== What you need to do ==
The answer is one number: how many lines in the data below hold "農村水保署".

== Records for the exercise ==
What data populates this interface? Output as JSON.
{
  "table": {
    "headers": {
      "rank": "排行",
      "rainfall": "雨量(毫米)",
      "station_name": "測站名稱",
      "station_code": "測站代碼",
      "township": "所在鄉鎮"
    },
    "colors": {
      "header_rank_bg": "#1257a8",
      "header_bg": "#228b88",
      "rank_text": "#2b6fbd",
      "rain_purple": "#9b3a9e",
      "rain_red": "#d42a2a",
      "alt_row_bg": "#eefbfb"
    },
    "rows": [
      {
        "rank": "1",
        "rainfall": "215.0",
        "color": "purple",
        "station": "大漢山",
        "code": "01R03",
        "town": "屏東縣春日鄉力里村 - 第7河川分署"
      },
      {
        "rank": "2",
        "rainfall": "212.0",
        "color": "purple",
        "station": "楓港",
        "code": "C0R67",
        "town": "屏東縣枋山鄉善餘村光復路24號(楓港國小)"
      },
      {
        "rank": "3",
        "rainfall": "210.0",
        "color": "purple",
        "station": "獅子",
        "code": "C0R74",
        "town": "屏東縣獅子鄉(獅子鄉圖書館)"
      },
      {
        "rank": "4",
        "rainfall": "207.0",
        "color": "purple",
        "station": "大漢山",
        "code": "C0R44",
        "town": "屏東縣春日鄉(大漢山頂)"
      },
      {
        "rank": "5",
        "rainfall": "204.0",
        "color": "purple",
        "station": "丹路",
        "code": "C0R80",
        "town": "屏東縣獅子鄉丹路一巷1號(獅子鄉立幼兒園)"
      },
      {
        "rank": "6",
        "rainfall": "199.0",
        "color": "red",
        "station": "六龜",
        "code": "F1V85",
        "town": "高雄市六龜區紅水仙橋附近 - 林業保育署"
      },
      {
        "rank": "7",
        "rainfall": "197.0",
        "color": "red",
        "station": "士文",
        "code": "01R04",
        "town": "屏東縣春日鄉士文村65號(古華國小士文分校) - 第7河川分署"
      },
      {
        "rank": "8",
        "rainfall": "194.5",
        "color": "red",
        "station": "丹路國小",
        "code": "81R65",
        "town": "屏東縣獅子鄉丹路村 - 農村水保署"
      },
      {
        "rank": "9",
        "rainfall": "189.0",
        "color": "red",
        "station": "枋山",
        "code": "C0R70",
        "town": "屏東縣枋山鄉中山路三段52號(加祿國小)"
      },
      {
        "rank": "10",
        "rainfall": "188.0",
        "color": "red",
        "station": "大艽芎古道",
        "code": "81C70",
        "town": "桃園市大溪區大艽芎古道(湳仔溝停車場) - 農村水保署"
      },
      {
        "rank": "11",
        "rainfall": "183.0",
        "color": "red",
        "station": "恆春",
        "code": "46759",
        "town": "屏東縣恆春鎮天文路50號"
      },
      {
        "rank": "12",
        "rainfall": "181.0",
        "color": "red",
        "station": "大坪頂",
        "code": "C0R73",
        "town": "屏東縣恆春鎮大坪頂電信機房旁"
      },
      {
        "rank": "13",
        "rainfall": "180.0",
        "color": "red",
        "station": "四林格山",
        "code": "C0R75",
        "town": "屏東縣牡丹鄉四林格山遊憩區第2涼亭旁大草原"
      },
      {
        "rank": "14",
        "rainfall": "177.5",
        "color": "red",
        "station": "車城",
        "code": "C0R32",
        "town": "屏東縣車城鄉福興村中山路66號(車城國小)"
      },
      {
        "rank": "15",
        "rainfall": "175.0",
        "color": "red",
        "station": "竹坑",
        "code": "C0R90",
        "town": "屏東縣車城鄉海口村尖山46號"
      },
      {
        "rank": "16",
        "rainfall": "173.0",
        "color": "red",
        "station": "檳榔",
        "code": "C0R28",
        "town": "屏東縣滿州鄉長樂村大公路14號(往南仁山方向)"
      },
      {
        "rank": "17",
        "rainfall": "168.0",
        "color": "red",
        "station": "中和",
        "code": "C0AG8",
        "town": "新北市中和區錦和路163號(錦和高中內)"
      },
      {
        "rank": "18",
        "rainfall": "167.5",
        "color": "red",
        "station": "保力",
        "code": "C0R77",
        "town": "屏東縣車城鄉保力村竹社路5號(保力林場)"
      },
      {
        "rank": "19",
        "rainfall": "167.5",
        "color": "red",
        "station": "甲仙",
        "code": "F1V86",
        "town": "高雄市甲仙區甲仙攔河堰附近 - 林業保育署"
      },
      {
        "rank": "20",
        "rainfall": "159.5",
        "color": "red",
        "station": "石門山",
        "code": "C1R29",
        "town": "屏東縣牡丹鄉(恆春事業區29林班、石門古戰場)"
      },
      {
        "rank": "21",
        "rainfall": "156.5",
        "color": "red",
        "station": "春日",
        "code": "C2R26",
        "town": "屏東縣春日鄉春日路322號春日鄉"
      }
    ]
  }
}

== Task solution ==
2